Exercise directions:
Give the number of lines that include the string "heureux", nothing more.

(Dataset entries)
<<<<

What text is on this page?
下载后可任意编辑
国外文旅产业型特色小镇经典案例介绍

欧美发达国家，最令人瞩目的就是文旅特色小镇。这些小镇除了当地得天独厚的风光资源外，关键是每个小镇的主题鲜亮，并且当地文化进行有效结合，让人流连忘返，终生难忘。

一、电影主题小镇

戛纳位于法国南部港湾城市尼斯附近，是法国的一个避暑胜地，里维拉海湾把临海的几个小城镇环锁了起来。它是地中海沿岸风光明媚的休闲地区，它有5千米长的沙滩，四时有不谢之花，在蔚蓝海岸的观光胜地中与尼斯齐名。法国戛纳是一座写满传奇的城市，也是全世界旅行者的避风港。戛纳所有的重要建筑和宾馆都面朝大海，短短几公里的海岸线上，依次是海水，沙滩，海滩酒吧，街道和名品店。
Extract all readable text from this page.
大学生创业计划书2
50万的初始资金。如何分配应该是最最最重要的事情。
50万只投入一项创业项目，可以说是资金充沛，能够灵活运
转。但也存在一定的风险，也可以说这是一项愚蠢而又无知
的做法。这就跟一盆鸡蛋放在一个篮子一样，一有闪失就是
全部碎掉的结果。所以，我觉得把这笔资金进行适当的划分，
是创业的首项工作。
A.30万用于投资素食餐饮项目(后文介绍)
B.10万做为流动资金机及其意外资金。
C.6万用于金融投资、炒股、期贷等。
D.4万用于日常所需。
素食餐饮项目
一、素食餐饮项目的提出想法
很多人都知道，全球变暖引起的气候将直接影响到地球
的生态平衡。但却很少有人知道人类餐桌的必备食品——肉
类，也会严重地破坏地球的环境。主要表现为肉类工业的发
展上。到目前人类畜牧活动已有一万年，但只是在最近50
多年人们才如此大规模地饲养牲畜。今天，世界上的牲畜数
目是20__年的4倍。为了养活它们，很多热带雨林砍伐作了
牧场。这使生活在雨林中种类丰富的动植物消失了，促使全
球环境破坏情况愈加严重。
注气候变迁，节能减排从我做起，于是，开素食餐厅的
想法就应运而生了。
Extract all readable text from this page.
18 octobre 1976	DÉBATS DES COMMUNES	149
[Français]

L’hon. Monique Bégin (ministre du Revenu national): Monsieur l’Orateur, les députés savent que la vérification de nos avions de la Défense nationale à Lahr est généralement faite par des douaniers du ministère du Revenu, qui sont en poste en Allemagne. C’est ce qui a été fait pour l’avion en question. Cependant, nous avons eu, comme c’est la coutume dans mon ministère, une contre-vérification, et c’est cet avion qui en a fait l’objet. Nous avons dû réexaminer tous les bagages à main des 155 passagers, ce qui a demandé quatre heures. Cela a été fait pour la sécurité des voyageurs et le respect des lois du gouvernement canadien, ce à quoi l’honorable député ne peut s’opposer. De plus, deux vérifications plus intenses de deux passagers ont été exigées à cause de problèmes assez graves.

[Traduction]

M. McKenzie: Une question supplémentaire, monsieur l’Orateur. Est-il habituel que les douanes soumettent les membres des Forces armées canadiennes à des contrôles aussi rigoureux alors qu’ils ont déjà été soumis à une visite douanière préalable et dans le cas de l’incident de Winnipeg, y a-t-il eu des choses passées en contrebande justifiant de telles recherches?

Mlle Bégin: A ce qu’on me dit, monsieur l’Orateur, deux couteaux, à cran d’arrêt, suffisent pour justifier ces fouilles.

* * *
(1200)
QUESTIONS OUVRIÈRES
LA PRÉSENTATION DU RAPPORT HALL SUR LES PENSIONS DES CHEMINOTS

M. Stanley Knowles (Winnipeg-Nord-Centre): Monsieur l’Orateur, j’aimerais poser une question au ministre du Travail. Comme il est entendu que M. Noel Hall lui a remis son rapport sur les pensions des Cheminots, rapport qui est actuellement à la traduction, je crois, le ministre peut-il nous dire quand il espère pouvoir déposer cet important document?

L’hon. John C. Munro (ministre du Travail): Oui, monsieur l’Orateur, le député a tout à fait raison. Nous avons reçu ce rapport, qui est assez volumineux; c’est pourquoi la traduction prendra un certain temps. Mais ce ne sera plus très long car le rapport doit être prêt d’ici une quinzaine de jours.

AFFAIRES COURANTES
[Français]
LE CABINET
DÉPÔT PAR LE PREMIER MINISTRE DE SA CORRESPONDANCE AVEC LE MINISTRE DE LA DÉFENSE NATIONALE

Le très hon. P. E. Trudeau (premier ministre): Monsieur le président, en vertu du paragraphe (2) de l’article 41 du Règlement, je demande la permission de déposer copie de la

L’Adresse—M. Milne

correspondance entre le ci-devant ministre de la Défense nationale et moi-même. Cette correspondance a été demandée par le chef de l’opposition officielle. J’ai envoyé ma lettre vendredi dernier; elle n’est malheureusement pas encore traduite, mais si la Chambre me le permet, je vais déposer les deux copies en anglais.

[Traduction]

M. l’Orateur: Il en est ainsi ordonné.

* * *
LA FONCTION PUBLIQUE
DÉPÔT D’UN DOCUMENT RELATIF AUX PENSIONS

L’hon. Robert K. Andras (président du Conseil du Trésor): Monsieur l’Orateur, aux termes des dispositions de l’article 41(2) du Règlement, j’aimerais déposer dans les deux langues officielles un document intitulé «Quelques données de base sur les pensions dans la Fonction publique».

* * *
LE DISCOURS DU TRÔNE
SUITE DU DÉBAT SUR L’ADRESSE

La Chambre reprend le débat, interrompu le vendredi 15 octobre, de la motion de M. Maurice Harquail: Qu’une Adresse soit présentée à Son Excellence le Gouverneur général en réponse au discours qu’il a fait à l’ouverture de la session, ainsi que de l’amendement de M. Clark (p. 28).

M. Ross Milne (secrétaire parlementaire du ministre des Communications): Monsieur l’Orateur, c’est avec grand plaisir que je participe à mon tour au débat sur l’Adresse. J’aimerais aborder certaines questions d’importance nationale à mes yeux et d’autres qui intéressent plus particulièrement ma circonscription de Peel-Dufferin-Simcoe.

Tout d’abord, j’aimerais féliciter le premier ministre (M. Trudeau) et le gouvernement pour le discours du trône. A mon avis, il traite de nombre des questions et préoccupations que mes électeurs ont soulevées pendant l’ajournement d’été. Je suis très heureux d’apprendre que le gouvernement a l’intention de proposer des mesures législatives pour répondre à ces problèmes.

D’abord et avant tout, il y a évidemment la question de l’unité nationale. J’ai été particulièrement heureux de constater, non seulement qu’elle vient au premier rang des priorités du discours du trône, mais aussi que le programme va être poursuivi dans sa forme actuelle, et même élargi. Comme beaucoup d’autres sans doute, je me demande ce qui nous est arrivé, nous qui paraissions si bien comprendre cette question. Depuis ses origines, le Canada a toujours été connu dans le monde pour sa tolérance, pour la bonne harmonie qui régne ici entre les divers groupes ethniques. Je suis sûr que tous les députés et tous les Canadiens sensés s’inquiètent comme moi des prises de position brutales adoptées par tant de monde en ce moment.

>>>>

Result below:
2